BRIEF:
Reproduce this listing in full.

Data entries:

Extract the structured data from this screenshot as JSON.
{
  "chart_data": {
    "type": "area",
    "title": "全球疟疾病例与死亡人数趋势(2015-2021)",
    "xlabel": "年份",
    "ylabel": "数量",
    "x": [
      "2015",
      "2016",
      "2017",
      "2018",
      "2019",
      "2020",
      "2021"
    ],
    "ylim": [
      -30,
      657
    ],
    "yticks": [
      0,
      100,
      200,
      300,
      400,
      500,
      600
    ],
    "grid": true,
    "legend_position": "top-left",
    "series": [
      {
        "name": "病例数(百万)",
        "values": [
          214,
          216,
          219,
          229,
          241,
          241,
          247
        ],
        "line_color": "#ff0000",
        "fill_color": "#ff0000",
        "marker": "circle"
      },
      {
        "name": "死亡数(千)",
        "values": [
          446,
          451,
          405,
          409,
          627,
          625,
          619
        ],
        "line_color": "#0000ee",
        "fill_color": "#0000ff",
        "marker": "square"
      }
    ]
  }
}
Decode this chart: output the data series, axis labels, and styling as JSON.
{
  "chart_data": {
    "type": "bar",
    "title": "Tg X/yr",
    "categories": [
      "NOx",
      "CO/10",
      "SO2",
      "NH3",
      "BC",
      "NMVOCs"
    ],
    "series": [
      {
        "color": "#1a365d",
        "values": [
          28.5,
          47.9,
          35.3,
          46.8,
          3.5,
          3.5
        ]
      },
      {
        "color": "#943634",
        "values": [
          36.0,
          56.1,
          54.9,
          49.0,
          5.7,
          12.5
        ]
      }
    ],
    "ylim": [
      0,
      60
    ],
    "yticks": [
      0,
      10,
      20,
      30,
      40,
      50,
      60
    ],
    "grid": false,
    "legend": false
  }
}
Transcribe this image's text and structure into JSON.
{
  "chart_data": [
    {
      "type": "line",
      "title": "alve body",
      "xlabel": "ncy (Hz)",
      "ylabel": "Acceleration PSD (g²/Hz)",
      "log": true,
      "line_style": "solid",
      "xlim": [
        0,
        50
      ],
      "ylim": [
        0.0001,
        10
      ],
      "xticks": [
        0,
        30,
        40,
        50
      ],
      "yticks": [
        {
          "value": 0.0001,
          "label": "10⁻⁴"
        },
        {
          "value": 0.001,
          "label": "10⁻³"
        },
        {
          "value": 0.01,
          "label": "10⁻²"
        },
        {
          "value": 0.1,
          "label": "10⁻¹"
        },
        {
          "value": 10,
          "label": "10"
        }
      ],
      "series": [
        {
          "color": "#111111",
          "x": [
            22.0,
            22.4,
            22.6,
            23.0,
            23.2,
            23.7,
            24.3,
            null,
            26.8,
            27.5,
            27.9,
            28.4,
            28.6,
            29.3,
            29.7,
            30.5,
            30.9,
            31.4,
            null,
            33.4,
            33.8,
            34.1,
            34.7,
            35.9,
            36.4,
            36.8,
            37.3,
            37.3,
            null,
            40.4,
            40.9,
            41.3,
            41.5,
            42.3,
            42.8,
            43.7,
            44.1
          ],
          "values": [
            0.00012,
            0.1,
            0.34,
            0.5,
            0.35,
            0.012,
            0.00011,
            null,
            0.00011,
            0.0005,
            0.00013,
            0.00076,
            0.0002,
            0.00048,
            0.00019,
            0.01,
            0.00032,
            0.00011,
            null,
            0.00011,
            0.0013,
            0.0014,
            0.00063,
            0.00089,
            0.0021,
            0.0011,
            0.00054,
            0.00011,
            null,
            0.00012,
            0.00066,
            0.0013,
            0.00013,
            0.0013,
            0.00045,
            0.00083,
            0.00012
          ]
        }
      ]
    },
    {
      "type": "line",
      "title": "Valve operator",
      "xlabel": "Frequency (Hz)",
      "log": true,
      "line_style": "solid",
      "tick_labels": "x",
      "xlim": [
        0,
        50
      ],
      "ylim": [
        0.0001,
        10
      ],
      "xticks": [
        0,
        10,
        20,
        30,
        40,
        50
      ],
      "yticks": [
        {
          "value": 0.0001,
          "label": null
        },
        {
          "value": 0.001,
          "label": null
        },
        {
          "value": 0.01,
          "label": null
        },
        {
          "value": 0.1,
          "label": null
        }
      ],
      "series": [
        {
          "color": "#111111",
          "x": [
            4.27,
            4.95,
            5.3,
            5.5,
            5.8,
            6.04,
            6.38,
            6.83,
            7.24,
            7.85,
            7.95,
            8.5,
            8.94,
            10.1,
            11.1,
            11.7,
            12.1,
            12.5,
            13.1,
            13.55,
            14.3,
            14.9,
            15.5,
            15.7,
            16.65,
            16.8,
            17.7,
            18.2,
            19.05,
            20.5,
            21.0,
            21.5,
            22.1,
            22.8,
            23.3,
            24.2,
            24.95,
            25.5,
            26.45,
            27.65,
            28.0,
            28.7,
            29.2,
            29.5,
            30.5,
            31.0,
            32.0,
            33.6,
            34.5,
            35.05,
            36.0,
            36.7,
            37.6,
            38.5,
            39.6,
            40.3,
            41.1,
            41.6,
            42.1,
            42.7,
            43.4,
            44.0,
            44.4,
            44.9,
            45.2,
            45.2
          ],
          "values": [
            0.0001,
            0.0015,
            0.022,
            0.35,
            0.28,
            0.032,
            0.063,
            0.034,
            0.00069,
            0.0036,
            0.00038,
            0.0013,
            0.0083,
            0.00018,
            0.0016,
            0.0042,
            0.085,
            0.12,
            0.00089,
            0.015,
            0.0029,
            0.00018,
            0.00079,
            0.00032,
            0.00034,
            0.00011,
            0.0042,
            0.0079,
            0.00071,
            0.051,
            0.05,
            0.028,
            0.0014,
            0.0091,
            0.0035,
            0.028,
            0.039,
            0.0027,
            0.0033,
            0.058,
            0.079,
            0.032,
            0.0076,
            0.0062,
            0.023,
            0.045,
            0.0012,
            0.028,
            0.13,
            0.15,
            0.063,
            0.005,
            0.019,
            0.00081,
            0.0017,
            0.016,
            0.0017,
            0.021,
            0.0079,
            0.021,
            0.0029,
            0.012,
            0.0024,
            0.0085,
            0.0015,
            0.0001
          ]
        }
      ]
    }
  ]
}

WRITTEN ANSWER:
Extract the structured data from this screenshot as JSON.
{
  "chart_data": {
    "type": "area",
    "title": "全球疟疾病例与死亡人数趋势(2015-2021)",
    "xlabel": "年份",
    "ylabel": "数量",
    "x": [
      "2015",
      "2016",
      "2017",
      "2018",
      "2019",
      "2020",
      "2021"
    ],
    "ylim": [
      -30,
      657
    ],
    "yticks": [
      0,
      100,
      200,
      300,
      400,
      500,
      600
    ],
    "grid": true,
    "legend_position": "top-left",
    "series": [
      {
        "name": "病例数(百万)",
        "values": [
          214,
          216,
          219,
          229,
          241,
          241,
          247
        ],
        "line_color": "#ff0000",
        "fill_color": "#ff0000",
        "marker": "circle"
      },
      {
        "name": "死亡数(千)",
        "values": [
          446,
          451,
          405,
          409,
          627,
          625,
          619
        ],
        "line_color": "#0000ee",
        "fill_color": "#0000ff",
        "marker": "square"
      }
    ]
  }
}
Decode this chart: output the data series, axis labels, and styling as JSON.
{
  "chart_data": {
    "type": "bar",
    "title": "Tg X/yr",
    "categories": [
      "NOx",
      "CO/10",
      "SO2",
      "NH3",
      "BC",
      "NMVOCs"
    ],
    "series": [
      {
        "color": "#1a365d",
        "values": [
          28.5,
          47.9,
          35.3,
          46.8,
          3.5,
          3.5
        ]
      },
      {
        "color": "#943634",
        "values": [
          36.0,
          56.1,
          54.9,
          49.0,
          5.7,
          12.5
        ]
      }
    ],
    "ylim": [
      0,
      60
    ],
    "yticks": [
      0,
      10,
      20,
      30,
      40,
      50,
      60
    ],
    "grid": false,
    "legend": false
  }
}
Transcribe this image's text and structure into JSON.
{
  "chart_data": [
    {
      "type": "line",
      "title": "alve body",
      "xlabel": "ncy (Hz)",
      "ylabel": "Acceleration PSD (g²/Hz)",
      "log": true,
      "line_style": "solid",
      "xlim": [
        0,
        50
      ],
      "ylim": [
        0.0001,
        10
      ],
      "xticks": [
        0,
        30,
        40,
        50
      ],
      "yticks": [
        {
          "value": 0.0001,
          "label": "10⁻⁴"
        },
        {
          "value": 0.001,
          "label": "10⁻³"
        },
        {
          "value": 0.01,
          "label": "10⁻²"
        },
        {
          "value": 0.1,
          "label": "10⁻¹"
        },
        {
          "value": 10,
          "label": "10"
        }
      ],
      "series": [
        {
          "color": "#111111",
          "x": [
            22.0,
            22.4,
            22.6,
            23.0,
            23.2,
            23.7,
            24.3,
            null,
            26.8,
            27.5,
            27.9,
            28.4,
            28.6,
            29.3,
            29.7,
            30.5,
            30.9,
            31.4,
            null,
            33.4,
            33.8,
            34.1,
            34.7,
            35.9,
            36.4,
            36.8,
            37.3,
            37.3,
            null,
            40.4,
            40.9,
            41.3,
            41.5,
            42.3,
            42.8,
            43.7,
            44.1
          ],
          "values": [
            0.00012,
            0.1,
            0.34,
            0.5,
            0.35,
            0.012,
            0.00011,
            null,
            0.00011,
            0.0005,
            0.00013,
            0.00076,
            0.0002,
            0.00048,
            0.00019,
            0.01,
            0.00032,
            0.00011,
            null,
            0.00011,
            0.0013,
            0.0014,
            0.00063,
            0.00089,
            0.0021,
            0.0011,
            0.00054,
            0.00011,
            null,
            0.00012,
            0.00066,
            0.0013,
            0.00013,
            0.0013,
            0.00045,
            0.00083,
            0.00012
          ]
        }
      ]
    },
    {
      "type": "line",
      "title": "Valve operator",
      "xlabel": "Frequency (Hz)",
      "log": true,
      "line_style": "solid",
      "tick_labels": "x",
      "xlim": [
        0,
        50
      ],
      "ylim": [
        0.0001,
        10
      ],
      "xticks": [
        0,
        10,
        20,
        30,
        40,
        50
      ],
      "yticks": [
        {
          "value": 0.0001,
          "label": null
        },
        {
          "value": 0.001,
          "label": null
        },
        {
          "value": 0.01,
          "label": null
        },
        {
          "value": 0.1,
          "label": null
        }
      ],
      "series": [
        {
          "color": "#111111",
          "x": [
            4.27,
            4.95,
            5.3,
            5.5,
            5.8,
            6.04,
            6.38,
            6.83,
            7.24,
            7.85,
            7.95,
            8.5,
            8.94,
            10.1,
            11.1,
            11.7,
            12.1,
            12.5,
            13.1,
            13.55,
            14.3,
            14.9,
            15.5,
            15.7,
            16.65,
            16.8,
            17.7,
            18.2,
            19.05,
            20.5,
            21.0,
            21.5,
            22.1,
            22.8,
            23.3,
            24.2,
            24.95,
            25.5,
            26.45,
            27.65,
            28.0,
            28.7,
            29.2,
            29.5,
            30.5,
            31.0,
            32.0,
            33.6,
            34.5,
            35.05,
            36.0,
            36.7,
            37.6,
            38.5,
            39.6,
            40.3,
            41.1,
            41.6,
            42.1,
            42.7,
            43.4,
            44.0,
            44.4,
            44.9,
            45.2,
            45.2
          ],
          "values": [
            0.0001,
            0.0015,
            0.022,
            0.35,
            0.28,
            0.032,
            0.063,
            0.034,
            0.00069,
            0.0036,
            0.00038,
            0.0013,
            0.0083,
            0.00018,
            0.0016,
            0.0042,
            0.085,
            0.12,
            0.00089,
            0.015,
            0.0029,
            0.00018,
            0.00079,
            0.00032,
            0.00034,
            0.00011,
            0.0042,
            0.0079,
            0.00071,
            0.051,
            0.05,
            0.028,
            0.0014,
            0.0091,
            0.0035,
            0.028,
            0.039,
            0.0027,
            0.0033,
            0.058,
            0.079,
            0.032,
            0.0076,
            0.0062,
            0.023,
            0.045,
            0.0012,
            0.028,
            0.13,
            0.15,
            0.063,
            0.005,
            0.019,
            0.00081,
            0.0017,
            0.016,
            0.0017,
            0.021,
            0.0079,
            0.021,
            0.0029,
            0.012,
            0.0024,
            0.0085,
            0.0015,
            0.0001
          ]
        }
      ]
    }
  ]
}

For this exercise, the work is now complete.